*EXTRAIT FOURNI:*
* * * * * * * * *
L'Art de la traduction



Le transformateur de puissance illustrant cette page peut paraître incongru, mais à bien y penser, il agit un peu comme un traducteur: il transforme une énergie en une autre… avec un peu de pertes au passage! Qui ne connaît pas l'expression "Lost in translation", faisant d'ailleurs l'objet d'un titre de film. Pourquoi la traduction n'est-elle pas simple et facile?


Le cerveau humain est mille fois plus puissant qu'un ordinateur

Vous est-il déjà arrivé de vous demander pourquoi l'ordinateur, pourtant si puissant et rapide, n'est-il pas un bon traducteur?

Souvenez-vous de "Big Blue", l'ordinateur le plus puissant du monde, qui mit des années avant de battre de justesse un champion d'échecs. Les règles du jeu d'échecs sont pourtant bien simples, non? Habituellement, le joueur ne peut déplacer que quelques pièces, sur quelques carreaux. Et les règles sont très claires!

Imaginez-vous maintenant devant un phrase à traduire: bien que certains mots aient des équivalents bien connus dans une autre langue, la plupart d'entre eux se traduisent par plusieurs équivalents, sinon par des dizaines d'expressions plus ou moins adaptées au contexte. Pour traduire un mot anglais aussi simple que "run", Termium propose rien de moins que 69 solutions! On nage en plein flou… et c'est ici que l'ordinateur n'en peut plus.

On a calculé, en se basant sur le nombre de transistors dans un ordinateur comparé au nombre de connexions neuronales dans le cerveau humain, que ce dernier possède environ mille fois la capacité de traitement d'information de l'ordinateur. Et le mode de fonctionnement du cerveau est tellement complexe que l'on n'a pas encore percé tous ses secrets… pas facile de l'imiter, encore moins de le remplacer.

Faites une petite expérience: si vous avez accès à un logiciel de traduction, traduisez une phrase quelconque dans une direction, puis traduisez la réponse dans la direction inverse. Répétez ainsi le manège quatre ou cinq fois et vous vous tordrez bientôt de rire!


...mais l'ordinateur a quand même sa place dans la traduction

L'ordinateur excelle quand il s'agit de garder en mémoire de grandes quantités de données et de faire des calculs fastidieux. C'est précisément là ou il peut venir en aide: se souvenir d'une phrase traduite il y a cinq ans, la comparer à celle qu'il faut traduire aujourd'hui, trouver les différences, proposer une traduction (bien imparfaite, hélas!) ou des corrections, compter les mots d'un document, etc. Il faut admettre qu'à ce point de vue, il est devenu le collaborateur irremplaçable du traducteur.
* * * * * * * * *
*VOTRE TRAVAIL:*
1/ Répondez aux questions suivantes sur le texte consacré à la traduction.
(a) Combien de solutions Termium propose-t-il pour traduire le mot anglais "run" ?
(b) Selon le calcul cité, combien de fois la capacité de traitement d'information du cerveau humain dépasse-t-elle celle de l'ordinateur ?
(c) À quel appareil le texte compare-t-il le traducteur dans son premier paragraphe ?
2/ Recopiez à l'identique le passage du texte sur la traduction, de "Le cerveau humain est" à "sont très claires!".
Les enregistrements n'interviennent pas dans cet exercice.
* * * * * * * * *
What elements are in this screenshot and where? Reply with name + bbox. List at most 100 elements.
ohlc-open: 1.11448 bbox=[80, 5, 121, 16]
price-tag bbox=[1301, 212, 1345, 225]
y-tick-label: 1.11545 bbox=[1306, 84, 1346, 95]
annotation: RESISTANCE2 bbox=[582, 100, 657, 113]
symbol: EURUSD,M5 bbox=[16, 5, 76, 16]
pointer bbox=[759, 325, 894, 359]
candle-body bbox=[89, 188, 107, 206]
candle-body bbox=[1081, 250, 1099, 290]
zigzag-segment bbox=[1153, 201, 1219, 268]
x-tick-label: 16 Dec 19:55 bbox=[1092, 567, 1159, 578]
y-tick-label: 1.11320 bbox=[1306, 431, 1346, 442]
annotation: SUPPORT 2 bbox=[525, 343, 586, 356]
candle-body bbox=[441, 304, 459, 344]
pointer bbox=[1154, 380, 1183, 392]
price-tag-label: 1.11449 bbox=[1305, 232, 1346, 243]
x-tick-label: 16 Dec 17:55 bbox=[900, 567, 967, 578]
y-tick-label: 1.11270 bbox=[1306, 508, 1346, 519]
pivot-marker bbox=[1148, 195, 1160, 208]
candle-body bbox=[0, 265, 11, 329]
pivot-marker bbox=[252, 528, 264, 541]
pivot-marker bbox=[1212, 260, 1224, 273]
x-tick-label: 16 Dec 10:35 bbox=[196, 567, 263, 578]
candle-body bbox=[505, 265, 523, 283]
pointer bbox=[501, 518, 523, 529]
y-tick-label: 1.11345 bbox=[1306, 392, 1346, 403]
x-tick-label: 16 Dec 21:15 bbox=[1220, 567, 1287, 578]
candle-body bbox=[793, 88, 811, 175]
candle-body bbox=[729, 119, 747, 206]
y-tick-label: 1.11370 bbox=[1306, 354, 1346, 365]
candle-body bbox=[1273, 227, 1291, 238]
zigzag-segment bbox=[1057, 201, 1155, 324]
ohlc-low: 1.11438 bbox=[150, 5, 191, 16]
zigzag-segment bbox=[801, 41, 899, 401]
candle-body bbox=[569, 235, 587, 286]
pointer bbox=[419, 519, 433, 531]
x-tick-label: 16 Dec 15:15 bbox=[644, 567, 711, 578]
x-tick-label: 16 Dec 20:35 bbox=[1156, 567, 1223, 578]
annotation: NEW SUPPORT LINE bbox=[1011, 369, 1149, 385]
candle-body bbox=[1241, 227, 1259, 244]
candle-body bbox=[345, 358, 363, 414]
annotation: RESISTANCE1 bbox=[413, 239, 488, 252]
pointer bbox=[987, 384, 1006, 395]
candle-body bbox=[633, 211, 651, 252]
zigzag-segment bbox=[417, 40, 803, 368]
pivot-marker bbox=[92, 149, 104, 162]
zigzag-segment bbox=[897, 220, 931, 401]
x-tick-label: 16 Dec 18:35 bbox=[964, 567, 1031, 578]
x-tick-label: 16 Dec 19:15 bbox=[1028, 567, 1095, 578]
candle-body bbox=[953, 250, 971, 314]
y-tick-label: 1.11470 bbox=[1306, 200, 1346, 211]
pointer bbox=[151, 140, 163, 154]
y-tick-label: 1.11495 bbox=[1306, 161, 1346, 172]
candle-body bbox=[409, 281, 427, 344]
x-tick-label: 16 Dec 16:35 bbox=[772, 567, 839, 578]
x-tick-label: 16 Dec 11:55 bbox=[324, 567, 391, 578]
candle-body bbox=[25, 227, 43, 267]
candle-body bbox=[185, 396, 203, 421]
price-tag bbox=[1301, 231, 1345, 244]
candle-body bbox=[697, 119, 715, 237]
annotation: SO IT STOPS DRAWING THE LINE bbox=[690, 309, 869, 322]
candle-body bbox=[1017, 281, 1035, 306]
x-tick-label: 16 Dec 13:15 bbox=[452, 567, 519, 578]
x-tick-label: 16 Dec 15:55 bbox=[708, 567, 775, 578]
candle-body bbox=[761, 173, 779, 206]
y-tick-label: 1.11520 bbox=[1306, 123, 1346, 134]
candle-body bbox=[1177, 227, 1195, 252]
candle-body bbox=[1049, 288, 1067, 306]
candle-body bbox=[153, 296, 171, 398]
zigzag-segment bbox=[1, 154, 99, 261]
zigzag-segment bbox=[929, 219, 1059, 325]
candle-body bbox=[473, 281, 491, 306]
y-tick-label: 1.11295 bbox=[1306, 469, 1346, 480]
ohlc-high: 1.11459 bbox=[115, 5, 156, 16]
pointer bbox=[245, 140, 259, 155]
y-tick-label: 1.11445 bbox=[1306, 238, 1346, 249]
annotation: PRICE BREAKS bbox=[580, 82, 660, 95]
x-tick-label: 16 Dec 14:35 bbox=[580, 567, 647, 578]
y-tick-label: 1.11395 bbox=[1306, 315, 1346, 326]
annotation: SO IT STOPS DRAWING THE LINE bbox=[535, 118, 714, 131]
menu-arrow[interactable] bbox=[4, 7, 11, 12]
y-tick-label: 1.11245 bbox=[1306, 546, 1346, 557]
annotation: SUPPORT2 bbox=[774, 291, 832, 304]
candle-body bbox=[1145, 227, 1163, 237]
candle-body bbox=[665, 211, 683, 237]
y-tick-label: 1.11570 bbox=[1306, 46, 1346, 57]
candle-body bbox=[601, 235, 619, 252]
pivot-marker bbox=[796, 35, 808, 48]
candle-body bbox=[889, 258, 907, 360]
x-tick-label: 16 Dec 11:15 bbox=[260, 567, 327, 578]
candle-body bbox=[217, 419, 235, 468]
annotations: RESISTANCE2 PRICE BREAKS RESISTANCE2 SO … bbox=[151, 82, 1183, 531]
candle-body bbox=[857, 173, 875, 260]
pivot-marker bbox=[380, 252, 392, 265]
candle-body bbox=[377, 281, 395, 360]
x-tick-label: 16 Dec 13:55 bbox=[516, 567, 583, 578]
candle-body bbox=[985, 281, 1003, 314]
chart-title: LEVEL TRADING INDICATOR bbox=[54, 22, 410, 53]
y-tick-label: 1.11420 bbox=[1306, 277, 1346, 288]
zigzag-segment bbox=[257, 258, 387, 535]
* * * * * * * * *
*RÉPONSES PAR POINT:*
1/
(a) 69 solutions.
(b) Environ mille fois.
(c) À un transformateur de puissance.

2/
Le cerveau humain est mille fois plus puissant qu'un ordinateur

Vous est-il déjà arrivé de vous demander pourquoi l'ordinateur, pourtant si puissant et rapide, n'est-il pas un bon traducteur?

Souvenez-vous de "Big Blue", l'ordinateur le plus puissant du monde, qui mit des années avant de battre de justesse un champion d'échecs. Les règles du jeu d'échecs sont pourtant bien simples, non? Habituellement, le joueur ne peut déplacer que quelques pièces, sur quelques carreaux. Et les règles sont très claires!